▶ Stated task:
Switch "Total Sales" to "Revenue" in the stretch from the start of the material through the line that contains "legend-label: West xyxy=(1528,214,1588,242)", and reproduce only those lines with nothing else altered.

— BEGIN Input rows —

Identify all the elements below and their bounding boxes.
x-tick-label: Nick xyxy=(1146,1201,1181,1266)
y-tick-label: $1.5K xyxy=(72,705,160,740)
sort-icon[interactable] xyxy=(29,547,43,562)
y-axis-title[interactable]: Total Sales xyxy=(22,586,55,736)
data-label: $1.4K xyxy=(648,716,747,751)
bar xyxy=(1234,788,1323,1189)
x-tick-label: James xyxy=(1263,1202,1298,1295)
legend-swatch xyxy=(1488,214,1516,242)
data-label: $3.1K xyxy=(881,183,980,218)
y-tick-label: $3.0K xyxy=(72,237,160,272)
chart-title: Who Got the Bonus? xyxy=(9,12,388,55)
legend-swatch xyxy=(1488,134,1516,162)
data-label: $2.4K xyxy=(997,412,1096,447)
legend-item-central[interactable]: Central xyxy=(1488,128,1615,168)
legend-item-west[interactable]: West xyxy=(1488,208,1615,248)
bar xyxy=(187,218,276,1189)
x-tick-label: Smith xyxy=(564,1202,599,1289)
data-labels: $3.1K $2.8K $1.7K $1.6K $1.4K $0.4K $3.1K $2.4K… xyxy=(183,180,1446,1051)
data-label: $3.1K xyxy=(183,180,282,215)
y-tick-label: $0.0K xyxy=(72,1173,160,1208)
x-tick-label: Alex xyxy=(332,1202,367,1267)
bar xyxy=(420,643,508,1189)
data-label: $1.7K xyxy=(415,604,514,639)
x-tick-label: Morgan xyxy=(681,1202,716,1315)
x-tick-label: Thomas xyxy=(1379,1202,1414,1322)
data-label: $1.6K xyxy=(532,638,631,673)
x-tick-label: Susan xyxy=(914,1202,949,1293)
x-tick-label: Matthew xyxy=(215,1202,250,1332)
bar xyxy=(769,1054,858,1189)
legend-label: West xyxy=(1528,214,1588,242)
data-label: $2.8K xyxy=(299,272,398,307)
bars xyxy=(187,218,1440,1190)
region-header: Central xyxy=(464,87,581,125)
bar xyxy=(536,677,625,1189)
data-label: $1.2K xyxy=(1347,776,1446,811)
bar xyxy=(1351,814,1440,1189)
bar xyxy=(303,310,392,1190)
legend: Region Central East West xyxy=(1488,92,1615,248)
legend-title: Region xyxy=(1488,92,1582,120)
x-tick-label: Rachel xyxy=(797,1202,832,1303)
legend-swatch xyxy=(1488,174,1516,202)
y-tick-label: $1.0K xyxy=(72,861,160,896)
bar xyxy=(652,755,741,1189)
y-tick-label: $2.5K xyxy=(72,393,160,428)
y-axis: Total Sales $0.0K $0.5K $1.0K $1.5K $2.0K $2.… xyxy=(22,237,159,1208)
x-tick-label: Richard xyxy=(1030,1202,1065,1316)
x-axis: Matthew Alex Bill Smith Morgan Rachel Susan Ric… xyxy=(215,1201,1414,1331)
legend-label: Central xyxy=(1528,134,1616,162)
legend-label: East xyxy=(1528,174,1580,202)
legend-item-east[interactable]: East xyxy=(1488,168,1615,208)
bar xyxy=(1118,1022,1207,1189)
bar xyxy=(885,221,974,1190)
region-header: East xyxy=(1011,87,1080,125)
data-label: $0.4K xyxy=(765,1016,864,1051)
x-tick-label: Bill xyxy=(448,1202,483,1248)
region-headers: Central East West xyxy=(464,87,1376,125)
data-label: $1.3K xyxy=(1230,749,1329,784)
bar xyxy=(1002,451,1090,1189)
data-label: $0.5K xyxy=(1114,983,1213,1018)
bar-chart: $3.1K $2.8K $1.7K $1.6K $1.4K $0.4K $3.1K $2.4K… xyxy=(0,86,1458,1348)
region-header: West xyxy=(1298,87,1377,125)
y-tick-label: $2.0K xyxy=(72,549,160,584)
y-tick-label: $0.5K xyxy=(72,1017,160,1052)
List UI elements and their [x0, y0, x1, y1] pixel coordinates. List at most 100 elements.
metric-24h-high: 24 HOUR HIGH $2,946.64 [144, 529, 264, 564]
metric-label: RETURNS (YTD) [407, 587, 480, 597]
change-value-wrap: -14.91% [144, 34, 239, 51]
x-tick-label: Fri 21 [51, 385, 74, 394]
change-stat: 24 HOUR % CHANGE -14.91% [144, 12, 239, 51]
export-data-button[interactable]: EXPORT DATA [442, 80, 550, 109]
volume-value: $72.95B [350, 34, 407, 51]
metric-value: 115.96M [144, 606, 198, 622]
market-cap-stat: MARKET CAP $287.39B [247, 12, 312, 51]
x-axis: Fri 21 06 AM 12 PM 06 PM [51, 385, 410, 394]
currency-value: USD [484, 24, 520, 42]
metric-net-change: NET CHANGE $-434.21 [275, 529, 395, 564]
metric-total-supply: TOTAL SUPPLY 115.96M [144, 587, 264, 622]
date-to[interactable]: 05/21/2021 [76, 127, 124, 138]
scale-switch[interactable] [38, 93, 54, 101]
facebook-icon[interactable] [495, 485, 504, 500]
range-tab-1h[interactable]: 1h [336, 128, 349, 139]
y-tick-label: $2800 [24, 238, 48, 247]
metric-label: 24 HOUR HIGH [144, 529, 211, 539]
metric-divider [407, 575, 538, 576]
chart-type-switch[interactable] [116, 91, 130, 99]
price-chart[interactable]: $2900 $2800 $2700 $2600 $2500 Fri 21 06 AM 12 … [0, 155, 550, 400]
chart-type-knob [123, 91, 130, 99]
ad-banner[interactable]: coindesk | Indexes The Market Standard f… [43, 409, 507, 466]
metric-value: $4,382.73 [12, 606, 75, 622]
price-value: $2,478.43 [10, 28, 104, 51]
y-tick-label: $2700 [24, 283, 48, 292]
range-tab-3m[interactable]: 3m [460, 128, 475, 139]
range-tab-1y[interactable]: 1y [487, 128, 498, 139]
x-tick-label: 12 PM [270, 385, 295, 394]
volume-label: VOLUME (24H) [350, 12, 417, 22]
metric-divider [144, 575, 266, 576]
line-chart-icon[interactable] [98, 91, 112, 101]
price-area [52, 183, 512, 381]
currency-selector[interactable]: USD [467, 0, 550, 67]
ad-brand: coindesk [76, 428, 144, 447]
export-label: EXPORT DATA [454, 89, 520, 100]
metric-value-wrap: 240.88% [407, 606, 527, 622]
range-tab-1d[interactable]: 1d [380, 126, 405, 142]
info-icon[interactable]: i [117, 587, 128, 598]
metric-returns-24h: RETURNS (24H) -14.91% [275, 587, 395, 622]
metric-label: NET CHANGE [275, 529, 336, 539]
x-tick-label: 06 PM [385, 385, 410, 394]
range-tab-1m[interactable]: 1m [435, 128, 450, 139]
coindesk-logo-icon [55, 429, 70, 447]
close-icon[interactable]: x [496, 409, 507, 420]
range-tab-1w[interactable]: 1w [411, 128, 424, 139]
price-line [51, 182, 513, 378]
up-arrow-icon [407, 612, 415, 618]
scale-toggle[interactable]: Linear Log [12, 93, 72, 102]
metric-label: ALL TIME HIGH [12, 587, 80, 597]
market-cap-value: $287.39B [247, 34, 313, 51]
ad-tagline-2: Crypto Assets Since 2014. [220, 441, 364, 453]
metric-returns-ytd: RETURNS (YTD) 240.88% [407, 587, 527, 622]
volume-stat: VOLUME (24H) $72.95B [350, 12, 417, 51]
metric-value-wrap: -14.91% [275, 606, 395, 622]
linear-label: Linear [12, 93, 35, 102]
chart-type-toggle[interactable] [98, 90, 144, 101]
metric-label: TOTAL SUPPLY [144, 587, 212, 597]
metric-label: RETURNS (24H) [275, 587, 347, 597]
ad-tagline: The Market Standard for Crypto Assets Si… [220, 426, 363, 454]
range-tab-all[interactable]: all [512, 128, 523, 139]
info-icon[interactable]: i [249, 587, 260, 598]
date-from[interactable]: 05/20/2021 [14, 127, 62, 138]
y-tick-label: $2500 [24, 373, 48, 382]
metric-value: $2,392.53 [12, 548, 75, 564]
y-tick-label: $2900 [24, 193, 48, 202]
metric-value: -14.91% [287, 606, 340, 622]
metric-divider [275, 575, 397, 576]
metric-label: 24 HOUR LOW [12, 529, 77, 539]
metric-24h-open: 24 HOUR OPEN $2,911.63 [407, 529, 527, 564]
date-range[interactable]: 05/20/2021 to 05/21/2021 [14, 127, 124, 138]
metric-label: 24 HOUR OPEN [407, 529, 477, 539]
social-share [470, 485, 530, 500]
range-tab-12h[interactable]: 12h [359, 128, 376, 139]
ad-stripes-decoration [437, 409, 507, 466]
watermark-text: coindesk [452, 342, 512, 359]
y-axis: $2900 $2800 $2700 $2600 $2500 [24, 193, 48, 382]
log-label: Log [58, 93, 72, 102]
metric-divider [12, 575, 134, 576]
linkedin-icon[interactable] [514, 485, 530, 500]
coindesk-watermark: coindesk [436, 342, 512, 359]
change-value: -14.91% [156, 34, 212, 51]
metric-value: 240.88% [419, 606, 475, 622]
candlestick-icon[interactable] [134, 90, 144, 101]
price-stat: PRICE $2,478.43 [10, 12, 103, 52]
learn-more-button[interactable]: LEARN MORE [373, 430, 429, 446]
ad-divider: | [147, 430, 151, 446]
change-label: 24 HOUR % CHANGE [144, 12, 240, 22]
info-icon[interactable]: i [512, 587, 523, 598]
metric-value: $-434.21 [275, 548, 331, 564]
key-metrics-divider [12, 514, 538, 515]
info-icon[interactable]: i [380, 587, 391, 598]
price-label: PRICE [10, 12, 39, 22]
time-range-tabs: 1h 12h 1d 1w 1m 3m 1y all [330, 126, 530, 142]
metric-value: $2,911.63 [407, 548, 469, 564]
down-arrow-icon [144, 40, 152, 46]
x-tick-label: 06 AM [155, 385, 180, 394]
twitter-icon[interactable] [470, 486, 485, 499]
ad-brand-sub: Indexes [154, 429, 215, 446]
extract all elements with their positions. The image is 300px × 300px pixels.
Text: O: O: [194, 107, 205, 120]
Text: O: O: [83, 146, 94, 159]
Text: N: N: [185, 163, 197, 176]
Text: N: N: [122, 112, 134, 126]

— END Input rows —

▶ Task result:
Identify all the elements below and their bounding boxes.
x-tick-label: Nick xyxy=(1146,1201,1181,1266)
y-tick-label: $1.5K xyxy=(72,705,160,740)
sort-icon[interactable] xyxy=(29,547,43,562)
y-axis-title[interactable]: Revenue xyxy=(22,586,55,736)
data-label: $1.4K xyxy=(648,716,747,751)
bar xyxy=(1234,788,1323,1189)
x-tick-label: James xyxy=(1263,1202,1298,1295)
legend-swatch xyxy=(1488,214,1516,242)
data-label: $3.1K xyxy=(881,183,980,218)
y-tick-label: $3.0K xyxy=(72,237,160,272)
chart-title: Who Got the Bonus? xyxy=(9,12,388,55)
legend-swatch xyxy=(1488,134,1516,162)
data-label: $2.4K xyxy=(997,412,1096,447)
legend-item-central[interactable]: Central xyxy=(1488,128,1615,168)
legend-item-west[interactable]: West xyxy=(1488,208,1615,248)
bar xyxy=(187,218,276,1189)
x-tick-label: Smith xyxy=(564,1202,599,1289)
data-labels: $3.1K $2.8K $1.7K $1.6K $1.4K $0.4K $3.1K $2.4K… xyxy=(183,180,1446,1051)
data-label: $3.1K xyxy=(183,180,282,215)
y-tick-label: $0.0K xyxy=(72,1173,160,1208)
x-tick-label: Alex xyxy=(332,1202,367,1267)
bar xyxy=(420,643,508,1189)
data-label: $1.7K xyxy=(415,604,514,639)
x-tick-label: Morgan xyxy=(681,1202,716,1315)
x-tick-label: Thomas xyxy=(1379,1202,1414,1322)
data-label: $1.6K xyxy=(532,638,631,673)
x-tick-label: Susan xyxy=(914,1202,949,1293)
x-tick-label: Matthew xyxy=(215,1202,250,1332)
bar xyxy=(769,1054,858,1189)
legend-label: West xyxy=(1528,214,1588,242)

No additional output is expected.